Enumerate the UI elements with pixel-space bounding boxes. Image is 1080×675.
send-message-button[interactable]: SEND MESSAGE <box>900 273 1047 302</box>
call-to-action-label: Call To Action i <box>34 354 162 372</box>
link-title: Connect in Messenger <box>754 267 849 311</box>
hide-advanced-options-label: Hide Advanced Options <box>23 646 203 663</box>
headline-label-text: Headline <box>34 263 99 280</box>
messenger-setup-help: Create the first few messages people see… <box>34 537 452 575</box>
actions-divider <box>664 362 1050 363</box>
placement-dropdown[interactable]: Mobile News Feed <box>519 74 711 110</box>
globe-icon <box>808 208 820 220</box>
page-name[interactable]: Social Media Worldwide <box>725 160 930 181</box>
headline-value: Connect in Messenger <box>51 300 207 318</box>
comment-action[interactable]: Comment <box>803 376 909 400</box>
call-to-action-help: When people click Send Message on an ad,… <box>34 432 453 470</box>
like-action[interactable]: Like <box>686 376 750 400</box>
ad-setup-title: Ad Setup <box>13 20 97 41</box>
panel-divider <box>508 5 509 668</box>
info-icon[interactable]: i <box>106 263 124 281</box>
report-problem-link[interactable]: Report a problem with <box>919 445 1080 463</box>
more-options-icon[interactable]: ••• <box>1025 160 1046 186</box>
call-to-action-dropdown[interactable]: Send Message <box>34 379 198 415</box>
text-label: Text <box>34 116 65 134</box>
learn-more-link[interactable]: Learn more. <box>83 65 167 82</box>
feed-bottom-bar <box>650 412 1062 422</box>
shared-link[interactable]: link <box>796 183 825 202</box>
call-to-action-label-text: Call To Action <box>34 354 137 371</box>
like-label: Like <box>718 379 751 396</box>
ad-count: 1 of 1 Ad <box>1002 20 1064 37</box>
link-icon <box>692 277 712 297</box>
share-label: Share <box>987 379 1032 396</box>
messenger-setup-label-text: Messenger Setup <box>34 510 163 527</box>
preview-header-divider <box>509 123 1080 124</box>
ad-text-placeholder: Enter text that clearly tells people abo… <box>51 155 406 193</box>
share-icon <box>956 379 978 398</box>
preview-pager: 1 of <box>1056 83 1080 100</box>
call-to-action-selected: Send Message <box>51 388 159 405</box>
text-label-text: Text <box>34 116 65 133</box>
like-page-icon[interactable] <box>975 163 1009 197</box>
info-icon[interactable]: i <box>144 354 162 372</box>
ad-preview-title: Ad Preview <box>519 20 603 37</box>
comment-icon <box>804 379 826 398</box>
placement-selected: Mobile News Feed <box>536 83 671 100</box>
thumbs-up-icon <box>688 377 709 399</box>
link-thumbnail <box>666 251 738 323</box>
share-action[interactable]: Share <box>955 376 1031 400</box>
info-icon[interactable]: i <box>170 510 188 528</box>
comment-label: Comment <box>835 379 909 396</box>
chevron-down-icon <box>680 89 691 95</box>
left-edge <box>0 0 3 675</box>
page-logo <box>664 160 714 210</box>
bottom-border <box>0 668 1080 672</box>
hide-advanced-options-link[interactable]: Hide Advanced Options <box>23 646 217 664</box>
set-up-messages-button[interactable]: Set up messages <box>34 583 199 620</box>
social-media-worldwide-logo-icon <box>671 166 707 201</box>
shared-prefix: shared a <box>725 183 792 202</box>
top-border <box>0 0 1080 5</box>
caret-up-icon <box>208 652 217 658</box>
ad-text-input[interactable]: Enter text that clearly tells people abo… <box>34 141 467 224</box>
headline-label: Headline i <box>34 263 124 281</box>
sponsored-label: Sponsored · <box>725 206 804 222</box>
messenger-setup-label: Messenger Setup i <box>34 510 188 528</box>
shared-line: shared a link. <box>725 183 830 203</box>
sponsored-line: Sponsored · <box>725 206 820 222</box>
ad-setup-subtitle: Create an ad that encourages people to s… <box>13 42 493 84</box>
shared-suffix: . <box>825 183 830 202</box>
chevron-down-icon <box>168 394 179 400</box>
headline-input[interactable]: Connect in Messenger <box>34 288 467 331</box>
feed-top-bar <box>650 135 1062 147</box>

----

» **WORK TO DO**: Pull out each line of the data above that contains the string "divider".

» **OUTPUT OF THE TASK**:
actions-divider <box>664 362 1050 363</box>
panel-divider <box>508 5 509 668</box>
preview-header-divider <box>509 123 1080 124</box>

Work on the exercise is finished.